■ **WRITTEN TASK**:
Rewrite the part of the items below that opens with the line containing "icon: pink ring" and closes with the line containing "icon: atom <box>484 60 536 110</box>" as a numbered list, with both of those lines included. Leave out any blank lines.

■ **Dataset excerpt**:

⟨

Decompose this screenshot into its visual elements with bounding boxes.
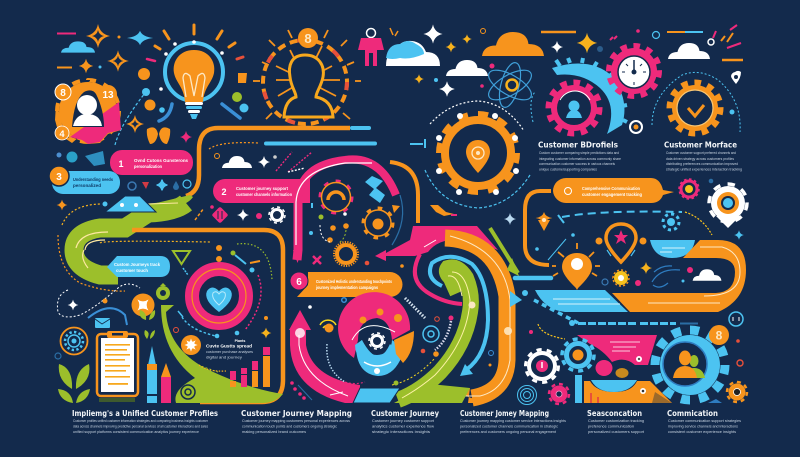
icon: pink ring and white gear pin <box>679 179 747 228</box>
section: customer jomey mapping: Customer Jomey Mapping <box>460 409 549 418</box>
panel: profile card <box>55 80 121 144</box>
icon: blue orange gear <box>55 328 88 359</box>
arrow: lime spiral <box>394 267 476 403</box>
section: implementing unified profiles: Impliemg's a Unified Customer Profiles <box>72 409 218 418</box>
arrow: blue spiral <box>430 257 488 376</box>
icon: pink profile gear <box>550 84 642 133</box>
icon: pink clock gear <box>610 47 658 95</box>
icon: lightbulb <box>138 25 248 121</box>
heading: customer morface: Customer Morface <box>664 140 738 150</box>
callout: tag 1 <box>110 150 193 175</box>
section: customer jomey mapping <box>460 409 566 434</box>
heading: customer profiles: unique customersupporting companies <box>539 166 597 172</box>
arrow: orange big curve <box>445 228 519 403</box>
icon: blue large gear arc <box>552 58 627 134</box>
section: customer journey mapping: Customer Journey Mapping <box>241 409 352 418</box>
icon: atom <box>484 60 536 110</box>
cloud and stars near tag 2 <box>222 152 312 172</box>
icon: glowing head silhouette <box>253 28 361 124</box>
icon: central orange gear with pin <box>410 101 530 208</box>
text block: centre note: customer purchase analyses <box>206 349 253 354</box>
section: customer journey: analytics customer experience flow <box>372 424 434 428</box>
section: commication <box>667 409 741 434</box>
heading: customer profiles <box>538 140 622 172</box>
callout: tag 1: Ovnd Cutons Gunsterons <box>134 158 189 163</box>
section: implementing unified profiles: Customer profiles unified customer information strategies and comparing business insights customer <box>73 418 209 423</box>
section: commication: Customer communication support strategies <box>668 418 741 423</box>
callout: tag 1: personalization <box>134 164 162 169</box>
section: customer jomey mapping: personalized customer channels communication in strategic <box>460 424 558 428</box>
arrow: pink left up arrow <box>289 310 400 403</box>
icon: orange check gear <box>531 72 740 132</box>
section: seasconcation: preference communication <box>588 424 634 428</box>
text block: centre note: Plants <box>235 339 245 343</box>
callout: blue arrow tag: Custom Journeys track <box>114 262 161 267</box>
arrow: pink arc with tag 2 <box>213 159 418 263</box>
chart: centre donut <box>290 292 494 400</box>
section: commication: consistent customer experience insights <box>668 429 736 434</box>
section: customer journey mapping <box>241 409 352 434</box>
icon: small centre gears <box>309 176 516 268</box>
heading: customer morface: distributing preferences communication improved <box>666 161 738 166</box>
callout: tag blue <box>49 166 120 194</box>
heading: customer morface: strategic unified experiences interaction tracking <box>666 166 742 172</box>
callout: tag 6 <box>290 272 402 297</box>
icon: snow badge <box>181 335 201 355</box>
heading: customer profiles: Customer BDrofiels <box>538 140 618 150</box>
panel: top-left decorations <box>56 24 192 166</box>
callout: tag 6: 6 <box>296 277 302 288</box>
heading: customer profiles: communication customer success in various channels <box>539 161 615 166</box>
icon: pin with rays <box>552 243 600 290</box>
badge: 13: 13 <box>102 90 114 101</box>
section: seasconcation: personalized customers support <box>588 429 645 434</box>
badge: 4: 4 <box>59 129 65 139</box>
section: implementing unified profiles: unified support platforms consistent communication analytics journey experience <box>73 429 200 434</box>
section: customer journey mapping: communication touch points and customers ongoing strategic <box>242 424 337 428</box>
text block: centre note: digital and journey <box>206 354 242 360</box>
heading: customer morface: data driven strategy across customers profiles <box>666 156 734 161</box>
arrow: pink arc with tag 2: customer channels information <box>236 192 292 197</box>
icon: big blue people gear <box>655 312 743 400</box>
arrow: pink ribbon <box>375 226 498 304</box>
icon: pencils <box>147 346 171 403</box>
arrow: lime curve inner <box>161 305 283 403</box>
section: customer journey mapping: Customer journey mapping customers personal experiences across <box>242 418 350 423</box>
section: customer journey: Customer journey customer support <box>372 418 435 423</box>
section: seasconcation: Customer customization tracking <box>588 418 644 423</box>
badge: 8: 8 <box>716 328 723 342</box>
badge: 8: 8 <box>304 31 312 46</box>
top clouds and stars <box>386 24 743 97</box>
text block: centre note: Cuvte Gustts spread <box>206 344 252 348</box>
arrow: lime band to blue tag <box>74 195 193 275</box>
heading: customer morface: Customer customer support preferred channels and <box>666 150 736 155</box>
icon: bottom right gears cluster <box>526 335 672 403</box>
icon: pink gear and blue spiral <box>518 384 722 404</box>
callout: tag blue: 3 <box>56 172 62 183</box>
panel: main path orange line <box>186 128 375 196</box>
section: seasconcation <box>587 409 645 434</box>
icon: triangle marker <box>173 251 190 275</box>
icon: clipboard <box>97 331 138 396</box>
arrow: right orange band with cloud <box>510 240 746 326</box>
callout: tag blue: personalized <box>73 183 101 188</box>
panel: right orange tag: Comprehensive Communication <box>582 186 640 191</box>
section: customer journey: Customer Journey <box>371 409 440 418</box>
icon: envelope <box>95 318 110 328</box>
section: customer jomey mapping: Customer journey mapping customer service interactions insights <box>460 418 566 423</box>
callout: tag blue: Understanding needs <box>73 177 113 182</box>
chart: heart ring <box>174 244 272 338</box>
callout: tag 6: journey implementation campaigns <box>315 285 378 290</box>
callout: tag 6: Customized Holistic understanding touchpoints <box>316 279 392 284</box>
section: implementing unified profiles: data across channels improving predictive personal services of all customer interactions and sales <box>73 424 208 428</box>
section: customer journey mapping: making personalized brand outcomes <box>242 429 306 434</box>
badge: 8: 8 <box>60 88 66 99</box>
chart: bars <box>199 347 270 387</box>
arrow: lower-left orange frame <box>57 230 283 402</box>
callout: blue arrow tag <box>107 256 170 277</box>
icon: plant leaves <box>58 310 155 403</box>
icon: orange flower <box>132 283 170 316</box>
callout: blue arrow tag: customer touch <box>116 268 148 273</box>
small icon row <box>57 180 285 225</box>
heading: customer profiles: integrating customer information across commonly share <box>539 156 622 161</box>
text block: centre note <box>206 339 253 360</box>
section: seasconcation: Seasconcation <box>587 409 642 418</box>
heading: customer morface <box>664 140 742 172</box>
heading: customer profiles: Custom customer comparing simple predictions data and <box>539 150 619 155</box>
right mid decorations <box>529 212 744 339</box>
section: customer journey <box>371 409 440 434</box>
section: implementing unified profiles <box>72 409 218 434</box>
callout: tag 1: 1 <box>118 159 124 169</box>
icon: pink person <box>358 28 398 66</box>
panel: right orange tag: customer engagement tracking <box>582 192 642 197</box>
section: customer jomey mapping: preferences and customers ongoing personal engagement <box>460 429 557 434</box>
section: customer journey: strategic interactions insights <box>372 429 430 434</box>
icon: small orange gear <box>727 382 747 402</box>
panel: right orange tag <box>525 178 674 265</box>
arrow: pink arc with tag 2: Customer journey support <box>236 186 288 191</box>
icon: pin with star <box>596 224 646 262</box>
section: commication: improving service channels and interactions <box>668 424 738 428</box>
arrow: pink arc with tag 2: 2 <box>221 187 227 197</box>
section: commication: Commication <box>667 409 718 418</box>
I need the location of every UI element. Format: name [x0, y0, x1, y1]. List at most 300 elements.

⟩

■ **WRITTEN ANSWER**:
1. icon: pink ring and white gear pin <box>679 179 747 228</box>
2. section: customer jomey mapping: Customer Jomey Mapping <box>460 409 549 418</box>
3. panel: profile card <box>55 80 121 144</box>
4. icon: blue orange gear <box>55 328 88 359</box>
5. arrow: lime spiral <box>394 267 476 403</box>
6. section: implementing unified profiles: Impliemg's a Unified Customer Profiles <box>72 409 218 418</box>
7. arrow: blue spiral <box>430 257 488 376</box>
8. icon: pink profile gear <box>550 84 642 133</box>
9. icon: pink clock gear <box>610 47 658 95</box>
10. icon: lightbulb <box>138 25 248 121</box>
11. heading: customer morface: Customer Morface <box>664 140 738 150</box>
12. callout: tag 1 <box>110 150 193 175</box>
13. section: customer jomey mapping <box>460 409 566 434</box>
14. heading: customer profiles: unique customersupporting companies <box>539 166 597 172</box>
15. arrow: orange big curve <box>445 228 519 403</box>
16. icon: blue large gear arc <box>552 58 627 134</box>
17. section: customer journey mapping: Customer Journey Mapping <box>241 409 352 418</box>
18. icon: atom <box>484 60 536 110</box>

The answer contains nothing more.